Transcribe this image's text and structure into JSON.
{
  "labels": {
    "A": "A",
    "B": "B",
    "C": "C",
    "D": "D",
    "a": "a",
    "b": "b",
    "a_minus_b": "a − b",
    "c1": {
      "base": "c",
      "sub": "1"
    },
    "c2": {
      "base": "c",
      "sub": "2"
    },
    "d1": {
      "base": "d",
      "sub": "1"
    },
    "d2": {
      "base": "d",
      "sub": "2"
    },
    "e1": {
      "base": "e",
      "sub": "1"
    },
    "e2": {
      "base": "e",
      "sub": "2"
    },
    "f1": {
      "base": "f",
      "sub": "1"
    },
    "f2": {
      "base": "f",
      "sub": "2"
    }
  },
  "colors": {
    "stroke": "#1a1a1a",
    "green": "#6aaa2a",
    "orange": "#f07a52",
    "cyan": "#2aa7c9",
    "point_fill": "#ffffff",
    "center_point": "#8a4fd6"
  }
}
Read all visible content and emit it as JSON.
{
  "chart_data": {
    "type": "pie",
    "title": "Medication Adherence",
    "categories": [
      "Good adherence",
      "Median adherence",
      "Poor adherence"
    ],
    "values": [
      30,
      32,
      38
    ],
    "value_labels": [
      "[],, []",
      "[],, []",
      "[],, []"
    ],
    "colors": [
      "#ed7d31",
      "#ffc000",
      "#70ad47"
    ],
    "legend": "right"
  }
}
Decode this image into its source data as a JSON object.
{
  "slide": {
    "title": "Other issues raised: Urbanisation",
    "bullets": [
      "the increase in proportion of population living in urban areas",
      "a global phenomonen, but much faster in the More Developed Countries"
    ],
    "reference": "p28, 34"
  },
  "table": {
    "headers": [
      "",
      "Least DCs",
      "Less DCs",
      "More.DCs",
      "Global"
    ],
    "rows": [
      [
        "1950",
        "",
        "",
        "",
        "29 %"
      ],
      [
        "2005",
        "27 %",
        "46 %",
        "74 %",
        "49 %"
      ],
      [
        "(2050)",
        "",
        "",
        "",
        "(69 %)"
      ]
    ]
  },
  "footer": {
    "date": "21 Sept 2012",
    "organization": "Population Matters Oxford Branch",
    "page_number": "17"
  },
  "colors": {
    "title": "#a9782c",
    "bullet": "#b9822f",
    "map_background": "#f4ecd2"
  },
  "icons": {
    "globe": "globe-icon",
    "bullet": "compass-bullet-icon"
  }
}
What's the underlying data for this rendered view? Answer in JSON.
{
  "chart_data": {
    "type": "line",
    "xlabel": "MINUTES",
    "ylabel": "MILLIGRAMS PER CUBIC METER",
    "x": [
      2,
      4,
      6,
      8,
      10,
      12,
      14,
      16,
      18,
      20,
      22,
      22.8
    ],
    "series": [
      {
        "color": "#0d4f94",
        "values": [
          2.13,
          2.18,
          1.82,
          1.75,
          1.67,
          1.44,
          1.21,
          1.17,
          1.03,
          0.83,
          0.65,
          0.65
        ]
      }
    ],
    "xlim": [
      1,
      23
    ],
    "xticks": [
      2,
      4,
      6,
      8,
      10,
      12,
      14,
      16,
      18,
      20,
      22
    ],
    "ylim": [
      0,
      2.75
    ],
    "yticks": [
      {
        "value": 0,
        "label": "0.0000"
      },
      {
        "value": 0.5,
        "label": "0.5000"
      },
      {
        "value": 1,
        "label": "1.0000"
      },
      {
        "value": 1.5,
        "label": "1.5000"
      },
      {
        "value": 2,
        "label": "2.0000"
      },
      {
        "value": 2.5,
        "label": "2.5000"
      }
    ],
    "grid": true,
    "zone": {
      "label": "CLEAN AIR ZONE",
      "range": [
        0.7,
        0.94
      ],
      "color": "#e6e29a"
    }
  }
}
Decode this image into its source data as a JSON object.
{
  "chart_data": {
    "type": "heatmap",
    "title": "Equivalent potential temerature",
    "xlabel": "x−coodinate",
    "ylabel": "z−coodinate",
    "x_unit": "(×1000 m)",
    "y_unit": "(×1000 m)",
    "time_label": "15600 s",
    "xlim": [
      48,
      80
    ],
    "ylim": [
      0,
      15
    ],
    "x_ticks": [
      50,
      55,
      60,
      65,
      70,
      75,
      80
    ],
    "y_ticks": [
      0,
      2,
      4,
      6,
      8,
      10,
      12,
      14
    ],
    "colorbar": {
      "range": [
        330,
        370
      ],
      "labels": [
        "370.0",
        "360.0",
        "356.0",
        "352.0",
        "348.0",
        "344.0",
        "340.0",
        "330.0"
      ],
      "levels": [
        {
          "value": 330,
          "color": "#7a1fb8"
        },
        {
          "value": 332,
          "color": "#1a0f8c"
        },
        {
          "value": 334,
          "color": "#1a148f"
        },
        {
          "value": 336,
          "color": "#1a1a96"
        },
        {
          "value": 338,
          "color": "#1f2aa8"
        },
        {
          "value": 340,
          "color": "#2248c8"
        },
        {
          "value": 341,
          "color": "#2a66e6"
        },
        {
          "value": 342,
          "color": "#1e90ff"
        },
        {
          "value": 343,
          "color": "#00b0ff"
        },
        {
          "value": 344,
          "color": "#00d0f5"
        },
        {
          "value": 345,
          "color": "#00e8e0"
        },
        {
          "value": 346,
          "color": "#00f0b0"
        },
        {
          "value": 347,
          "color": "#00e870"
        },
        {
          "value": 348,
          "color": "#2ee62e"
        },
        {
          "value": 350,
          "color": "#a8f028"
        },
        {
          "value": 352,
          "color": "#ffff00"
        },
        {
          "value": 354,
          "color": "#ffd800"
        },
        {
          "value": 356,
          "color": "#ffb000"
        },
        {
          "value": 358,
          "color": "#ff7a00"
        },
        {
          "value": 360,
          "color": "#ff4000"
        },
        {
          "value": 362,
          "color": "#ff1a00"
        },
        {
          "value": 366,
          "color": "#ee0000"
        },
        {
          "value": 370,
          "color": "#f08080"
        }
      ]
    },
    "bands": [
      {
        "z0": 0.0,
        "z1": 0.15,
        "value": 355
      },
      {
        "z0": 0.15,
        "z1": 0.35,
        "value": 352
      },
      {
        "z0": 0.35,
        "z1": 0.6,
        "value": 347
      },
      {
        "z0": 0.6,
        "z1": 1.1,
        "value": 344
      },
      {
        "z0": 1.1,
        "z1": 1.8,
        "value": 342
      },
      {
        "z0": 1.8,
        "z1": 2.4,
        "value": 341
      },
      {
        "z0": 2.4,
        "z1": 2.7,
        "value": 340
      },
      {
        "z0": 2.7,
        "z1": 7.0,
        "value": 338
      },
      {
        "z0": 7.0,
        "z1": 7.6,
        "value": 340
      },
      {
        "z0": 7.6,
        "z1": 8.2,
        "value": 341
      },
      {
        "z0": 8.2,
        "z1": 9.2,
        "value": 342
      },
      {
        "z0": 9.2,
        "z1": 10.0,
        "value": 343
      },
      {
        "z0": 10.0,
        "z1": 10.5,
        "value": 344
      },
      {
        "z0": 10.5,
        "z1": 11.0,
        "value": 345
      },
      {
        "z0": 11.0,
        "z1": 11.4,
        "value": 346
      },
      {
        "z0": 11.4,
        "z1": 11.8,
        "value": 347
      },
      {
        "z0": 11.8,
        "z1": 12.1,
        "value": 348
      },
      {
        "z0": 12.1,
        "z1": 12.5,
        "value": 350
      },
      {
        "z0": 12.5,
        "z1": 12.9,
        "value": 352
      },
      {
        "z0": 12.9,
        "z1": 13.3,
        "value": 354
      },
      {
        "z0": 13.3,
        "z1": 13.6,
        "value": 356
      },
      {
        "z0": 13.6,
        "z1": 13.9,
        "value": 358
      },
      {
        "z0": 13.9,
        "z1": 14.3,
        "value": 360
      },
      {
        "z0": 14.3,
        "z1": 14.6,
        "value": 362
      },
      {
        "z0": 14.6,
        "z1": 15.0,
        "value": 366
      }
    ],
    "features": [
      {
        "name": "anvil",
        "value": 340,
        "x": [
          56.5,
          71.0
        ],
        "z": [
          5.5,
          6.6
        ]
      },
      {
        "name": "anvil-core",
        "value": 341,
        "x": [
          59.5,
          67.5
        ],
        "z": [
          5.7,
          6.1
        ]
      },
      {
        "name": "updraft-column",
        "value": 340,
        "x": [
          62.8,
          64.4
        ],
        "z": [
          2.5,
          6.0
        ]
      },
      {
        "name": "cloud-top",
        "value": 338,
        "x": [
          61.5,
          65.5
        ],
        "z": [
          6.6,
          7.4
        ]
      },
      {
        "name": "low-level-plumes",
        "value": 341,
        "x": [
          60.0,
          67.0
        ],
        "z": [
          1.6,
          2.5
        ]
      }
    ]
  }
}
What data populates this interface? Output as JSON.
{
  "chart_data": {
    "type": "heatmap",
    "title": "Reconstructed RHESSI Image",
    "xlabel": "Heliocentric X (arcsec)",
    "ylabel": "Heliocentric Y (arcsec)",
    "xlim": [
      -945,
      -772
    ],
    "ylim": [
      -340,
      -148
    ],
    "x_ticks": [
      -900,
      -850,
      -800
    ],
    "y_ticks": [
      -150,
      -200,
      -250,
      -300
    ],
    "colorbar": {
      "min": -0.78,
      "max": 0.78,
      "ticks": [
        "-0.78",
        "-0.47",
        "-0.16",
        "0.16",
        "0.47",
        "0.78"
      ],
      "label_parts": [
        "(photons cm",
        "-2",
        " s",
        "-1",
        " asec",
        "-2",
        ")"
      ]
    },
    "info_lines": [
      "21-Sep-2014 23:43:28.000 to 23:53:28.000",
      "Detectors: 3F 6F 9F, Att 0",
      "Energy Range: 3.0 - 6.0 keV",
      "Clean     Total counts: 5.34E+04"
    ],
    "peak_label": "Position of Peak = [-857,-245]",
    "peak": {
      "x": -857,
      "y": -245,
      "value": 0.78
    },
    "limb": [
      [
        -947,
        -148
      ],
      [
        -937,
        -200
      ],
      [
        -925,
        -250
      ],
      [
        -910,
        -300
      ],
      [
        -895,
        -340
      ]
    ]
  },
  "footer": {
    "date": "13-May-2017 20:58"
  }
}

Exercise prompt: Counting only lines of the data above that hold "What", report the total and nothing else.

Output for this task: 2